EXTRAIT CITÉ -
###
Figure 1 : Demande de carburant pour l’aviation vs demande pétrolière par pays
Source: BloombergNEF, 2020
Si la demande est appelée à se maintenir, il est certainement préférable d’envisager de modifier le mode de propulsion des avions. Les regards se tournent par conséquent vers les carburants alternatifs tels que l’hydrogène, les carburants durables pour l’aviation (SAF) ou l’électricité. Les avions électriques auront peut-être un avenir dans 25 ou 30 ans, mais nous ne disposons pas encore d’une infrastructure suffisante pour recharger les véhicules électriques sur les routes, ni de batteries ayant une autonomie réellement longue. Cette perspective demeure donc relativement éloignée. Si l’hydrogène offre des perspectives intéressantes, comme l’électricité, il nécessite des infrastructures et des technologies entièrement nouvelles, tant au niveau des appareils eux-mêmes que des aéroports. Bien que la volonté existe d’investir dans des solutions telles que l’hydrogène et l’électricité, la priorité va pour l’instant à la solution des SAF.
###
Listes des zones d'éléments
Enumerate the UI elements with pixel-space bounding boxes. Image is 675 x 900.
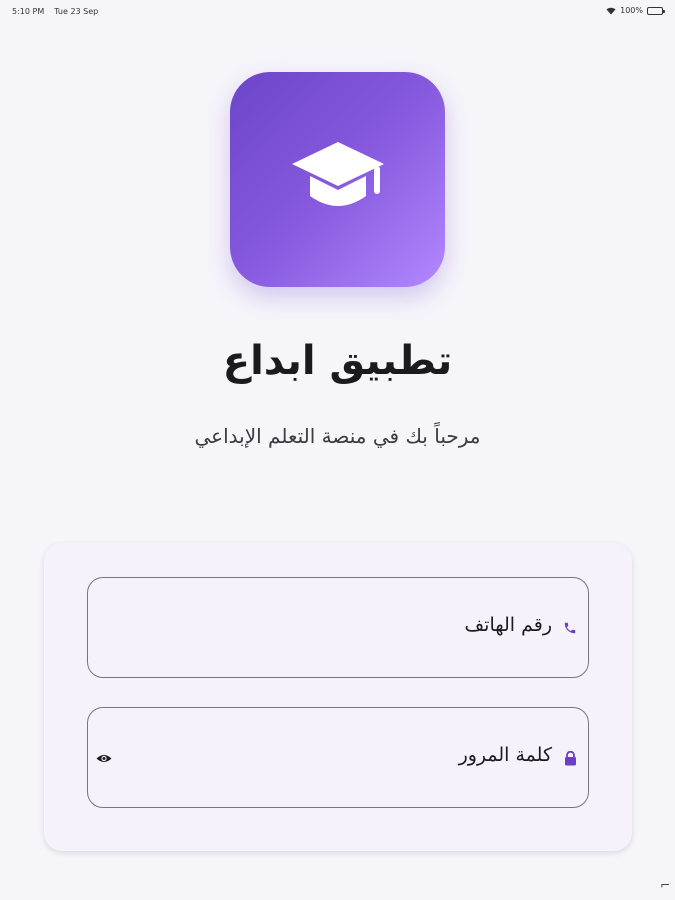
password-input[interactable]: كلمة المرور [87,707,589,808]
status-date: Tue 23 Sep [54,7,99,16]
eye-icon[interactable] [95,750,113,766]
status-right: 100% [606,6,665,15]
app-logo [230,72,445,287]
battery-icon [647,6,665,15]
wifi-icon [606,7,616,15]
graduation-cap-icon [290,138,386,222]
status-bar: 5:10 PM Tue 23 Sep 100% [0,0,675,22]
status-left: 5:10 PM Tue 23 Sep [12,7,98,16]
phone-icon [562,620,578,636]
status-time: 5:10 PM [12,7,45,16]
login-card: رقم الهاتف كلمة المرور [44,543,632,851]
phone-label: رقم الهاتف [464,614,552,636]
app-subtitle: مرحباً بك في منصة التعلم الإبداعي [194,424,481,448]
phone-input[interactable]: رقم الهاتف [87,577,589,678]
app-title: تطبيق ابداع [222,338,453,384]
resize-corner-icon: ⌐ [659,878,670,892]
password-label: كلمة المرور [458,744,552,766]
battery-percent: 100% [620,6,643,15]
lock-icon [562,750,578,766]
login-screen: 5:10 PM Tue 23 Sep 100% تطبيق ابداع مرحب… [0,0,675,900]
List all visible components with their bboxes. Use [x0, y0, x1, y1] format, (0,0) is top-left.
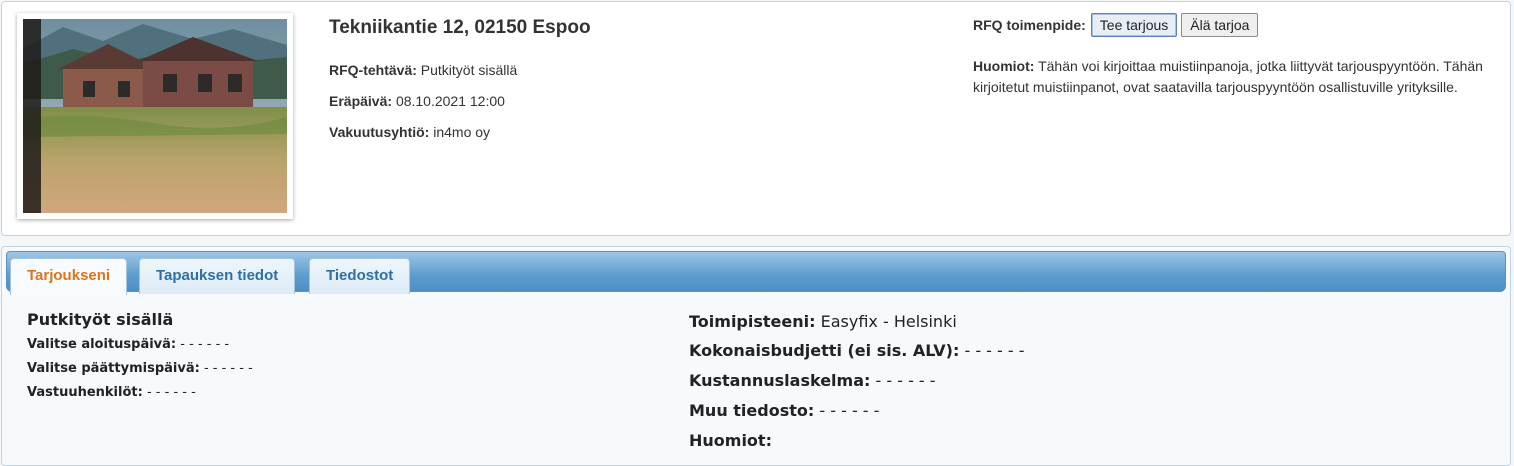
###
CONSIGNE A - Traduisez en anglais cette phrase de l'extrait sur les carburants d'aviation : « Les regards se tournent par conséquent vers les carburants alternatifs tels que l’hydrogène, les carburants durables pour l’aviation (SAF) ou l’électricité. »
CONSIGNE B - Recopiez à l'identique toutes les lignes de données ci-dessus en laissant les images de côté, s'il vous plaît.

SOLUTION PROPOSÉE A - Attention is therefore turning to alternative fuels such as hydrogen, sustainable aviation fuels (SAF), or electricity.

SOLUTION PROPOSÉE B -
Enumerate the UI elements with pixel-space bounding boxes. Image is 675 x 900.
password-input[interactable]: كلمة المرور [87,707,589,808]
status-date: Tue 23 Sep [54,7,99,16]
eye-icon[interactable] [95,750,113,766]
status-right: 100% [606,6,665,15]
app-logo [230,72,445,287]
battery-icon [647,6,665,15]
wifi-icon [606,7,616,15]
graduation-cap-icon [290,138,386,222]
status-bar: 5:10 PM Tue 23 Sep 100% [0,0,675,22]
status-left: 5:10 PM Tue 23 Sep [12,7,98,16]
phone-icon [562,620,578,636]
status-time: 5:10 PM [12,7,45,16]
login-card: رقم الهاتف كلمة المرور [44,543,632,851]
phone-label: رقم الهاتف [464,614,552,636]
app-subtitle: مرحباً بك في منصة التعلم الإبداعي [194,424,481,448]
phone-input[interactable]: رقم الهاتف [87,577,589,678]
app-title: تطبيق ابداع [222,338,453,384]
resize-corner-icon: ⌐ [659,878,670,892]
password-label: كلمة المرور [458,744,552,766]
battery-percent: 100% [620,6,643,15]
lock-icon [562,750,578,766]
login-screen: 5:10 PM Tue 23 Sep 100% تطبيق ابداع مرحب… [0,0,675,900]
List all visible components with their bboxes. Use [x0, y0, x1, y1] format, (0,0) is top-left.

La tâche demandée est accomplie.